* _Tasks for this exercise_:
1. List every measurement of time or length that the text about Bouda fort states, together with what each one measures.
2. In the text about Bouda fort, in what year was the entrance area patched up and rebuilt?
3. Write what comes next in the account of the Bouda fort tour, starting after its last sentence.

* _Text block_:

--- START ---

Bouda fort is one of the Czech border forts that was structurally complete by 1938 but lacked its heavy armament. The walk to the entrance from the car park through the forest took around 50 minutes; on arrival we could study the entrance which had a folding barred gate and the site of two armoured doors with associated machine gun defences. Although apparently original, the embrasures were most likely re-used on the Atlantic Wall and the area had in fact been patched up and rebuilt in 1950 when the site was being considered as an active military facility.
Our tour proper began at this entrance block (K-S.22a) with a 15 minute description in Czech of what we were about to see. Your scribe and others in the party felt that such a tour was unlikely to satisfy our expectations and after a little persuasion the museum provided a second guide who would act as our escort but not subject us to long descriptions in a foreign tongue. We also got a copy of an English handout which described the fort’s key features. Thus we moved into the bunker proper; shortly inside was a loading area for the narrow gauge railway, leading to a 17 metre long rail incline. Wedge shaped carriages kept the load horizontal but carried the narrow-gauge wagons themselves rather than loose loads to minimise loading and unloading.

--- END ---

[Entries taken from a collection]
--- START ---

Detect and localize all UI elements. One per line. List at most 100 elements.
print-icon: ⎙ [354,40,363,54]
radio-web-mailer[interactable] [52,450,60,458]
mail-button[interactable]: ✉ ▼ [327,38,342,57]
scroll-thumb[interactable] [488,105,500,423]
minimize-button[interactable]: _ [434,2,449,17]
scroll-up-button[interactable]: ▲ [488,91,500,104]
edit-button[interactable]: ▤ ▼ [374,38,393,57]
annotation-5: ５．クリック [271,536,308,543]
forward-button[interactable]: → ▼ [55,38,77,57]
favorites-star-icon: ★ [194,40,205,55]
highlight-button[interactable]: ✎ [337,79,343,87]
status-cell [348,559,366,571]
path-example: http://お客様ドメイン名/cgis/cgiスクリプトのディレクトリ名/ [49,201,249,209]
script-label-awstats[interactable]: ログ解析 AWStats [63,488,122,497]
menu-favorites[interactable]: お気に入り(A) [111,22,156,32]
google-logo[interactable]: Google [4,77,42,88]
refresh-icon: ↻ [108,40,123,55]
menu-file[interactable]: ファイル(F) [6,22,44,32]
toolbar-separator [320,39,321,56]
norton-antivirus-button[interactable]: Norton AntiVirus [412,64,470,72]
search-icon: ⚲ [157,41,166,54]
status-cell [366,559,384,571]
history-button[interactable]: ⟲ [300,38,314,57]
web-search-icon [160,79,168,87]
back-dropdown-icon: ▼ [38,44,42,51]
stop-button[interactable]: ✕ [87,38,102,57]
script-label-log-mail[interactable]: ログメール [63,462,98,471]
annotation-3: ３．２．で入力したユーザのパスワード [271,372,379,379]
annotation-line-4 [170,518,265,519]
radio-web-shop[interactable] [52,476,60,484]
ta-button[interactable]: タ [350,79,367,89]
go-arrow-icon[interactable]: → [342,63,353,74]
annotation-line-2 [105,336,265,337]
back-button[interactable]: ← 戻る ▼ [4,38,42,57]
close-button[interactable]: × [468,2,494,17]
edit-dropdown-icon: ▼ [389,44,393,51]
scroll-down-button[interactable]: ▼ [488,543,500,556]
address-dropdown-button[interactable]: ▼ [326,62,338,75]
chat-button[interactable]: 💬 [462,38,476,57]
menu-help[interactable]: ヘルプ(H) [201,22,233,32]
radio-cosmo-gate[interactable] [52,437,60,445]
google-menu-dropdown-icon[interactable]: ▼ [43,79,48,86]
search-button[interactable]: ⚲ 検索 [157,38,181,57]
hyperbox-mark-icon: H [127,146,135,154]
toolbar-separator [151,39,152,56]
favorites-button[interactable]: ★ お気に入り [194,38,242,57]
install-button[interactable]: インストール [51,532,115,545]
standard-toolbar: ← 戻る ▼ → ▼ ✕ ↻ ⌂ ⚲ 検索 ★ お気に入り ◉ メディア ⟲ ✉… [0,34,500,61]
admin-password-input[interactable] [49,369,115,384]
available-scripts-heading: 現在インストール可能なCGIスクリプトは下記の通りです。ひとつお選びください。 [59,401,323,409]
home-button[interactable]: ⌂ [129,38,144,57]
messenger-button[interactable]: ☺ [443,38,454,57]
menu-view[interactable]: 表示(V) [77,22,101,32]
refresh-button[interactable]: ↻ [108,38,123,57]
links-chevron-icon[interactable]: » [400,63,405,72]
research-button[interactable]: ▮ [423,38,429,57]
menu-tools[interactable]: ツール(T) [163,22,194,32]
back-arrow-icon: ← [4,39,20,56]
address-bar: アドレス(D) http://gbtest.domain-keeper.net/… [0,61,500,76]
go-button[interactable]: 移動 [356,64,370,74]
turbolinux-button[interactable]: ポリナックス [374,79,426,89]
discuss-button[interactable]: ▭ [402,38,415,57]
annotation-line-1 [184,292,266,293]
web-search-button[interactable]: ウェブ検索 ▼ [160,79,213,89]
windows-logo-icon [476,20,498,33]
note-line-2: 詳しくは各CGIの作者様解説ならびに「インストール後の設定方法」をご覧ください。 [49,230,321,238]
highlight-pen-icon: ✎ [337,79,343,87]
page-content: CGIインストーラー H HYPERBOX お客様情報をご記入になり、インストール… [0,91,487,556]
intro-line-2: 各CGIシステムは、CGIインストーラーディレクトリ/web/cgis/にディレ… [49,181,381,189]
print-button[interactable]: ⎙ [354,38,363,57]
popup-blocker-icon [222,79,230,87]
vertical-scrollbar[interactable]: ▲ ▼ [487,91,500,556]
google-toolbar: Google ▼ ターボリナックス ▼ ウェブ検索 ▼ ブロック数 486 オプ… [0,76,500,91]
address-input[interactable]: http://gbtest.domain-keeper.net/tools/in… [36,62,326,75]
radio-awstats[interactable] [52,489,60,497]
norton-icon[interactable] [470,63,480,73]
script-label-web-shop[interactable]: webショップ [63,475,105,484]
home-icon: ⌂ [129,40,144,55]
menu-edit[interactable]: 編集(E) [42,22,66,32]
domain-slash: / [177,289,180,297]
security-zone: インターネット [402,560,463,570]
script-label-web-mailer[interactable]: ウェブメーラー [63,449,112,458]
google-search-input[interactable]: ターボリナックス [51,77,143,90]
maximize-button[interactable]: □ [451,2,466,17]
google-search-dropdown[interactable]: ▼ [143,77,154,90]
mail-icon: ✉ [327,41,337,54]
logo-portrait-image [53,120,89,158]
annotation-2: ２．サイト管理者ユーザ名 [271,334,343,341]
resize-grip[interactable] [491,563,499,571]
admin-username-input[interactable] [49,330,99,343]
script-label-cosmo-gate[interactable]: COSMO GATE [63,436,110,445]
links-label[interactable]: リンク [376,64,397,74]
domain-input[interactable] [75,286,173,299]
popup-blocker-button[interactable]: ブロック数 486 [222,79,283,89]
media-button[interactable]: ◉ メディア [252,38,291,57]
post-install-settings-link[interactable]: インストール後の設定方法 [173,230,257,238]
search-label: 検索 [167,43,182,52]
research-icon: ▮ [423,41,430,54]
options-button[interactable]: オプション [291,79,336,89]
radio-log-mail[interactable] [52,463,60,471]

--- END ---

* _Outputs in order_:
1.
50 minutes: the walk from the car park through the forest to the entrance
15 minutes: the description in Czech given at the entrance block
17 meters: the rail incline

2. 1950

3.
At the bottom of the incline a drainage passage led off to the right, draining waste water into the valley below. Shortly beyond this tunnel were two chambers, one on each side of the passage. These would have held explosives so that security could have been maintained in the case of a breach of the main entrance. Beyond this were chambers for the usual vital services such as filter rooms, ammunition dumps and spaces for generators, fuel and water.
Sliding Doors The next section of passage had some unusual features – two solid concrete sliding doors mounted on tracks at right angles to the passage. These were experimental doors installed by the Germans in the 1940s in order to test different designs. Large scale executions of the chosen design can be seen at some of the V-weapon sites in northern France such as Eperlecques whose examples weigh 213 tonnes versus the c20 tonnes of these test versions. Sixty or so metres further on was a small loading or transhipment bay where the narrow gauge locomotives were also maintained. Although the heavy armaments were never installed, the ammunition store here held around one million rounds of 7.92mm machine gun ammunition by 1938.
Proceeding on, left and right were two half-finished chambers, part of the proposed 1950s renovation and valuable in showing the native rock. Today these form an important bat hibernation spot. Three cable lobbies also lead off and a cable shaft leading to the surface 50 metres above can be seen at the rear of each one. As expected, the barracks area here was soon reached but the use of each area could only be determined by the traces of wall footings on the ground. Apparently the local residents reclaimed the material here in the late 1950s onwards for use above ground. Nevertheless, toilets, hospital and dormitories could be made out with reasonable certainty.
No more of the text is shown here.